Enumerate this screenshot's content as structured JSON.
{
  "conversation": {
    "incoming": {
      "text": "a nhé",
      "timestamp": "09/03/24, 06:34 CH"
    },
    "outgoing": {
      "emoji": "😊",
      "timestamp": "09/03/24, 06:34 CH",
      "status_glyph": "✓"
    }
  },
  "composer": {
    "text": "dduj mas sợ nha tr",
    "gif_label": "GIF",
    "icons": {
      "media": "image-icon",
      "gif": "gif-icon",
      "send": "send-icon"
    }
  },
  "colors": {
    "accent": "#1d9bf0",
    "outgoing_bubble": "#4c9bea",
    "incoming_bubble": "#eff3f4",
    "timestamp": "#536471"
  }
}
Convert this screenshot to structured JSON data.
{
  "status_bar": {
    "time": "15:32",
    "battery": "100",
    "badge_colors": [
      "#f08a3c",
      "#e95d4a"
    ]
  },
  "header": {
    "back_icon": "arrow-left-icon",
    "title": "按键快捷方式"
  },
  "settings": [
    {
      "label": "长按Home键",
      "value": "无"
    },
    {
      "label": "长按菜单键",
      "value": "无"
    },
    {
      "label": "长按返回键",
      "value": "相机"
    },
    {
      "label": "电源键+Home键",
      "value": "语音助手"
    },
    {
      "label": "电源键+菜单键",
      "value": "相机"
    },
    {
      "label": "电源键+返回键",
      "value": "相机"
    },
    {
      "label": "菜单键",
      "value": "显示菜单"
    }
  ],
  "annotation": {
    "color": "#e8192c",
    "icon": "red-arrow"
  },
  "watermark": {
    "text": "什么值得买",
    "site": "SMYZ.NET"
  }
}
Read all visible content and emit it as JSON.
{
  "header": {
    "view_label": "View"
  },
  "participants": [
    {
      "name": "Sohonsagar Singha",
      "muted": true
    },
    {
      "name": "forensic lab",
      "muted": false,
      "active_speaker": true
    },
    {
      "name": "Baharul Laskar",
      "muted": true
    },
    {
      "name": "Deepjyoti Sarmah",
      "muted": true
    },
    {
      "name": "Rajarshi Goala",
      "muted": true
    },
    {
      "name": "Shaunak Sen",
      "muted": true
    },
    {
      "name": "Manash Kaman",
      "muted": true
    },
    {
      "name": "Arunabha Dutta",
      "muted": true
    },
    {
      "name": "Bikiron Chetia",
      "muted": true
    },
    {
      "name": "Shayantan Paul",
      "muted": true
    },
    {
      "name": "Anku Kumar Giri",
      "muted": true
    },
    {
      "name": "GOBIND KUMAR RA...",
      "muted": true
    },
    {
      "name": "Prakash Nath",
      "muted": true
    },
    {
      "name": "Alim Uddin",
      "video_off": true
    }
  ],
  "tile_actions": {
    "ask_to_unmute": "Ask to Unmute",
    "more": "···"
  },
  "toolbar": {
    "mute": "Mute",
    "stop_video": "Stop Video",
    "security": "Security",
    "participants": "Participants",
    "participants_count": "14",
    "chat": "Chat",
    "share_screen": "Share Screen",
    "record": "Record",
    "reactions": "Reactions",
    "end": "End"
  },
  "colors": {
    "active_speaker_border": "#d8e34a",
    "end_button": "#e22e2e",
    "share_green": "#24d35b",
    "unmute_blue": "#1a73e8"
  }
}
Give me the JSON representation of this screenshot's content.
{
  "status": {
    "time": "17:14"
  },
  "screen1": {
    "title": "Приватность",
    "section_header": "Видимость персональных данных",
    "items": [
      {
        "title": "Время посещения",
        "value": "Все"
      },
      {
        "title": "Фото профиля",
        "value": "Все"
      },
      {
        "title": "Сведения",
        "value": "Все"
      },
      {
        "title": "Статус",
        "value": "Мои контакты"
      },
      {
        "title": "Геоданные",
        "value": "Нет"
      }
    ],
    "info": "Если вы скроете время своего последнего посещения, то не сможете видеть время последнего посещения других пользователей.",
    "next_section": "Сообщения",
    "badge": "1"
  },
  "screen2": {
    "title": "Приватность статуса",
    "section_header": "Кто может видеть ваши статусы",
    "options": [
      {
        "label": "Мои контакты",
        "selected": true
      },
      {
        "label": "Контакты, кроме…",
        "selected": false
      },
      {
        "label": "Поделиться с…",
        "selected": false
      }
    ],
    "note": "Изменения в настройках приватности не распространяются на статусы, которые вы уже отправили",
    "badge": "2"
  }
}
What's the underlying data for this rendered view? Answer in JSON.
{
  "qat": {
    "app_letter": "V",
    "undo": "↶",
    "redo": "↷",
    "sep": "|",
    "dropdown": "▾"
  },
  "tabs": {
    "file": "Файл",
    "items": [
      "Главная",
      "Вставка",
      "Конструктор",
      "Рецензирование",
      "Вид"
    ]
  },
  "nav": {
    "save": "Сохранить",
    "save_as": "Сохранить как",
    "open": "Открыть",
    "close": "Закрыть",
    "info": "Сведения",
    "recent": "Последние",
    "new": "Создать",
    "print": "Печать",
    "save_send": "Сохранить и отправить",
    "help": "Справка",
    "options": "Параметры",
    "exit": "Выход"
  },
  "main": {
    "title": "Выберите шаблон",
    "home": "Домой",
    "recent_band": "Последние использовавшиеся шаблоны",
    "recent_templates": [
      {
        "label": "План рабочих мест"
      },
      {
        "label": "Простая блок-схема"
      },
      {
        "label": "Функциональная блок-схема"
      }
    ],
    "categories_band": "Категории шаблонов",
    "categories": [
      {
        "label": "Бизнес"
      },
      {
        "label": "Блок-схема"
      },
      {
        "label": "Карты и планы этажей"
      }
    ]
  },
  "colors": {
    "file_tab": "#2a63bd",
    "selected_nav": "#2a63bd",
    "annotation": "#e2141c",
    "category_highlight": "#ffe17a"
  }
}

## TO BE DONE
Return the lines above exactly, keeping every word.

## SOLUTION TO THIS PROBLEM
Enumerate this screenshot's content as structured JSON.
{
  "conversation": {
    "incoming": {
      "text": "a nhé",
      "timestamp": "09/03/24, 06:34 CH"
    },
    "outgoing": {
      "emoji": "😊",
      "timestamp": "09/03/24, 06:34 CH",
      "status_glyph": "✓"
    }
  },
  "composer": {
    "text": "dduj mas sợ nha tr",
    "gif_label": "GIF",
    "icons": {
      "media": "image-icon",
      "gif": "gif-icon",
      "send": "send-icon"
    }
  },
  "colors": {
    "accent": "#1d9bf0",
    "outgoing_bubble": "#4c9bea",
    "incoming_bubble": "#eff3f4",
    "timestamp": "#536471"
  }
}
Convert this screenshot to structured JSON data.
{
  "status_bar": {
    "time": "15:32",
    "battery": "100",
    "badge_colors": [
      "#f08a3c",
      "#e95d4a"
    ]
  },
  "header": {
    "back_icon": "arrow-left-icon",
    "title": "按键快捷方式"
  },
  "settings": [
    {
      "label": "长按Home键",
      "value": "无"
    },
    {
      "label": "长按菜单键",
      "value": "无"
    },
    {
      "label": "长按返回键",
      "value": "相机"
    },
    {
      "label": "电源键+Home键",
      "value": "语音助手"
    },
    {
      "label": "电源键+菜单键",
      "value": "相机"
    },
    {
      "label": "电源键+返回键",
      "value": "相机"
    },
    {
      "label": "菜单键",
      "value": "显示菜单"
    }
  ],
  "annotation": {
    "color": "#e8192c",
    "icon": "red-arrow"
  },
  "watermark": {
    "text": "什么值得买",
    "site": "SMYZ.NET"
  }
}
Read all visible content and emit it as JSON.
{
  "header": {
    "view_label": "View"
  },
  "participants": [
    {
      "name": "Sohonsagar Singha",
      "muted": true
    },
    {
      "name": "forensic lab",
      "muted": false,
      "active_speaker": true
    },
    {
      "name": "Baharul Laskar",
      "muted": true
    },
    {
      "name": "Deepjyoti Sarmah",
      "muted": true
    },
    {
      "name": "Rajarshi Goala",
      "muted": true
    },
    {
      "name": "Shaunak Sen",
      "muted": true
    },
    {
      "name": "Manash Kaman",
      "muted": true
    },
    {
      "name": "Arunabha Dutta",
      "muted": true
    },
    {
      "name": "Bikiron Chetia",
      "muted": true
    },
    {
      "name": "Shayantan Paul",
      "muted": true
    },
    {
      "name": "Anku Kumar Giri",
      "muted": true
    },
    {
      "name": "GOBIND KUMAR RA...",
      "muted": true
    },
    {
      "name": "Prakash Nath",
      "muted": true
    },
    {
      "name": "Alim Uddin",
      "video_off": true
    }
  ],
  "tile_actions": {
    "ask_to_unmute": "Ask to Unmute",
    "more": "···"
  },
  "toolbar": {
    "mute": "Mute",
    "stop_video": "Stop Video",
    "security": "Security",
    "participants": "Participants",
    "participants_count": "14",
    "chat": "Chat",
    "share_screen": "Share Screen",
    "record": "Record",
    "reactions": "Reactions",
    "end": "End"
  },
  "colors": {
    "active_speaker_border": "#d8e34a",
    "end_button": "#e22e2e",
    "share_green": "#24d35b",
    "unmute_blue": "#1a73e8"
  }
}
Give me the JSON representation of this screenshot's content.
{
  "status": {
    "time": "17:14"
  },
  "screen1": {
    "title": "Приватность",
    "section_header": "Видимость персональных данных",
    "items": [
      {
        "title": "Время посещения",
        "value": "Все"
      },
      {
        "title": "Фото профиля",
        "value": "Все"
      },
      {
        "title": "Сведения",
        "value": "Все"
      },
      {
        "title": "Статус",
        "value": "Мои контакты"
      },
      {
        "title": "Геоданные",
        "value": "Нет"
      }
    ],
    "info": "Если вы скроете время своего последнего посещения, то не сможете видеть время последнего посещения других пользователей.",
    "next_section": "Сообщения",
    "badge": "1"
  },
  "screen2": {
    "title": "Приватность статуса",
    "section_header": "Кто может видеть ваши статусы",
    "options": [
      {
        "label": "Мои контакты",
        "selected": true
      },
      {
        "label": "Контакты, кроме…",
        "selected": false
      },
      {
        "label": "Поделиться с…",
        "selected": false
      }
    ],
    "note": "Изменения в настройках приватности не распространяются на статусы, которые вы уже отправили",
    "badge": "2"
  }
}
What's the underlying data for this rendered view? Answer in JSON.
{
  "qat": {
    "app_letter": "V",
    "undo": "↶",
    "redo": "↷",
    "sep": "|",
    "dropdown": "▾"
  },
  "tabs": {
    "file": "Файл",
    "items": [
      "Главная",
      "Вставка",
      "Конструктор",
      "Рецензирование",
      "Вид"
    ]
  },
  "nav": {
    "save": "Сохранить",
    "save_as": "Сохранить как",
    "open": "Открыть",
    "close": "Закрыть",
    "info": "Сведения",
    "recent": "Последние",
    "new": "Создать",
    "print": "Печать",
    "save_send": "Сохранить и отправить",
    "help": "Справка",
    "options": "Параметры",
    "exit": "Выход"
  },
  "main": {
    "title": "Выберите шаблон",
    "home": "Домой",
    "recent_band": "Последние использовавшиеся шаблоны",
    "recent_templates": [
      {
        "label": "План рабочих мест"
      },
      {
        "label": "Простая блок-схема"
      },
      {
        "label": "Функциональная блок-схема"
      }
    ],
    "categories_band": "Категории шаблонов",
    "categories": [
      {
        "label": "Бизнес"
      },
      {
        "label": "Блок-схема"
      },
      {
        "label": "Карты и планы этажей"
      }
    ]
  },
  "colors": {
    "file_tab": "#2a63bd",
    "selected_nav": "#2a63bd",
    "annotation": "#e2141c",
    "category_highlight": "#ffe17a"
  }
}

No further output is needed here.